### PROBLEM
Return the whole listing, keeping every character the same.

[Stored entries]
━━━━━━━━━━━━━━━━
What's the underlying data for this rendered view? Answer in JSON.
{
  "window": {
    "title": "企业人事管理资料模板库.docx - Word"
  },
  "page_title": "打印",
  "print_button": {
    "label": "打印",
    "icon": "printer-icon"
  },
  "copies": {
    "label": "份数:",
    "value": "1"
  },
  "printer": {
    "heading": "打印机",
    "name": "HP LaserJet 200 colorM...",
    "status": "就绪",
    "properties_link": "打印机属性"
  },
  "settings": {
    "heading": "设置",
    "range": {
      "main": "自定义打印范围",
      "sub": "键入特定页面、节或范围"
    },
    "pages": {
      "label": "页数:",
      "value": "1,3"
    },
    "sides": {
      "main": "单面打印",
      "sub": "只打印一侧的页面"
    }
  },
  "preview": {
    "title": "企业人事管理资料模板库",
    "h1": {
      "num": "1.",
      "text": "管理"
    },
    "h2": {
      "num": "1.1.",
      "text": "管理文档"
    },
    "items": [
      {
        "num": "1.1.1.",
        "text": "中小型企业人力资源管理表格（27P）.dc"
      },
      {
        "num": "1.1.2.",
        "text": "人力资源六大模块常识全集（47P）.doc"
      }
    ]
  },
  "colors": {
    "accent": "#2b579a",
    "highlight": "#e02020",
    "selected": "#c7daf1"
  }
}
━━━━━━━━━━━━━━━━
### THE OUTPUT
What's the underlying data for this rendered view? Answer in JSON.
{
  "window": {
    "title": "企业人事管理资料模板库.docx - Word"
  },
  "page_title": "打印",
  "print_button": {
    "label": "打印",
    "icon": "printer-icon"
  },
  "copies": {
    "label": "份数:",
    "value": "1"
  },
  "printer": {
    "heading": "打印机",
    "name": "HP LaserJet 200 colorM...",
    "status": "就绪",
    "properties_link": "打印机属性"
  },
  "settings": {
    "heading": "设置",
    "range": {
      "main": "自定义打印范围",
      "sub": "键入特定页面、节或范围"
    },
    "pages": {
      "label": "页数:",
      "value": "1,3"
    },
    "sides": {
      "main": "单面打印",
      "sub": "只打印一侧的页面"
    }
  },
  "preview": {
    "title": "企业人事管理资料模板库",
    "h1": {
      "num": "1.",
      "text": "管理"
    },
    "h2": {
      "num": "1.1.",
      "text": "管理文档"
    },
    "items": [
      {
        "num": "1.1.1.",
        "text": "中小型企业人力资源管理表格（27P）.dc"
      },
      {
        "num": "1.1.2.",
        "text": "人力资源六大模块常识全集（47P）.doc"
      }
    ]
  },
  "colors": {
    "accent": "#2b579a",
    "highlight": "#e02020",
    "selected": "#c7daf1"
  }
}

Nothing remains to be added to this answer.